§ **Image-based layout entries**
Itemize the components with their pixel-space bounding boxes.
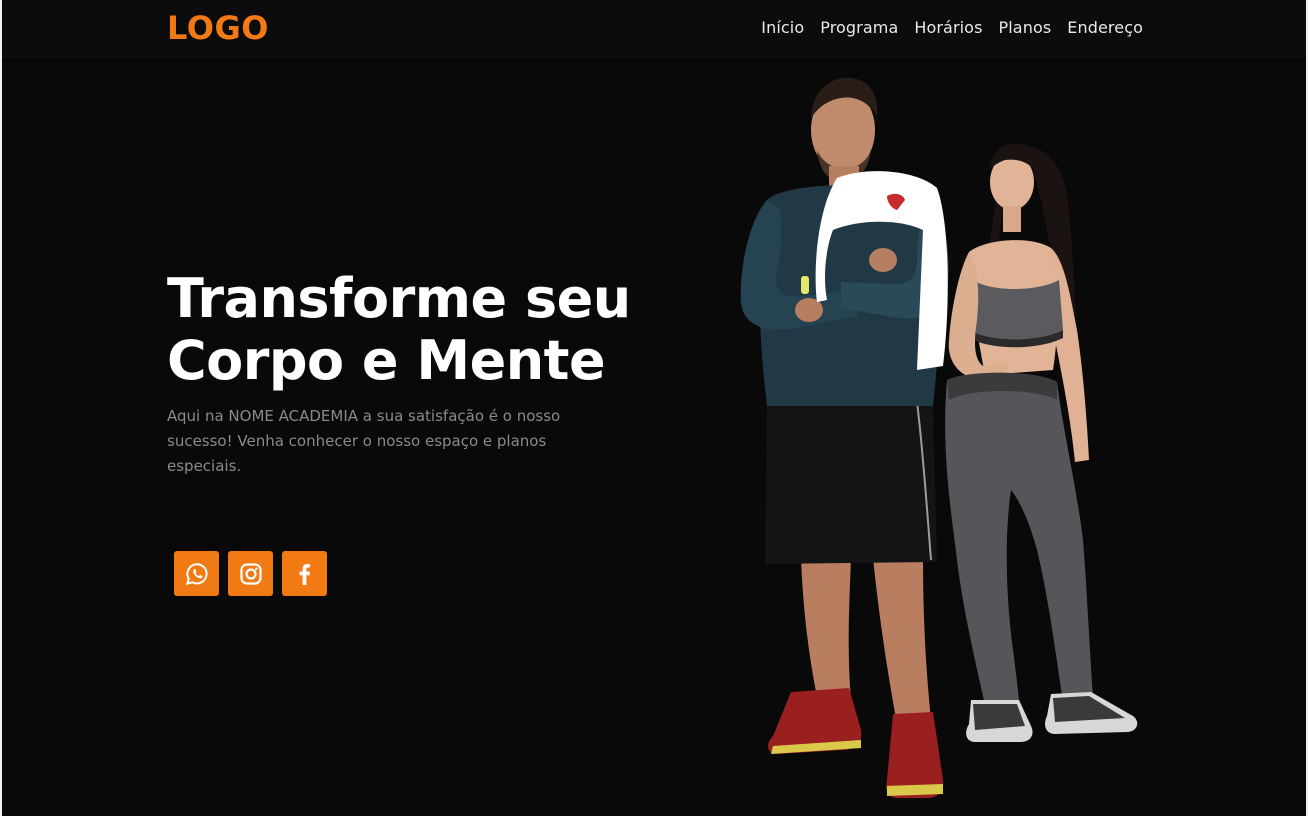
- fitness-couple-image: [740, 77, 1138, 798]
- nav-link-programa[interactable]: Programa: [820, 18, 898, 37]
- hero-title-line-1: Transforme seu: [167, 267, 631, 330]
- man-figure: [740, 77, 949, 798]
- hero-description: Aqui na NOME ACADEMIA a sua satisfação é…: [167, 407, 561, 475]
- facebook-button[interactable]: [282, 551, 327, 596]
- instagram-button[interactable]: [228, 551, 273, 596]
- nav-link-endereco[interactable]: Endereço: [1067, 18, 1143, 37]
- facebook-icon: [292, 561, 318, 587]
- social-links: [174, 551, 327, 596]
- nav-link-planos[interactable]: Planos: [999, 18, 1052, 37]
- nav-link-inicio[interactable]: Início: [761, 18, 804, 37]
- logo[interactable]: LOGO: [167, 9, 269, 47]
- nav-link-horarios[interactable]: Horários: [914, 18, 982, 37]
- woman-figure: [945, 143, 1138, 742]
- hero-title: Transforme seu Corpo e Mente: [167, 268, 637, 392]
- site-header: LOGO Início Programa Horários Planos End…: [2, 0, 1306, 58]
- whatsapp-icon: [184, 561, 210, 587]
- instagram-icon: [238, 561, 264, 587]
- page: LOGO Início Programa Horários Planos End…: [0, 0, 1308, 816]
- whatsapp-button[interactable]: [174, 551, 219, 596]
- hero-title-line-2: Corpo e Mente: [167, 329, 606, 392]
- main-nav: Início Programa Horários Planos Endereço: [761, 18, 1143, 37]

§ **STATED EXERCISE**
Please write out the part of the records above that opens with the line containing "- fitness-couple-image: [740, 77, 1138, 798]" and closes with the line containing "- hero-description: Aqui", copying each line exactly.

§ **FINAL ANSWER**
- fitness-couple-image: [740, 77, 1138, 798]
- nav-link-programa[interactable]: Programa: [820, 18, 898, 37]
- hero-title-line-1: Transforme seu: [167, 267, 631, 330]
- man-figure: [740, 77, 949, 798]
- hero-description: Aqui na NOME ACADEMIA a sua satisfação é…: [167, 407, 561, 475]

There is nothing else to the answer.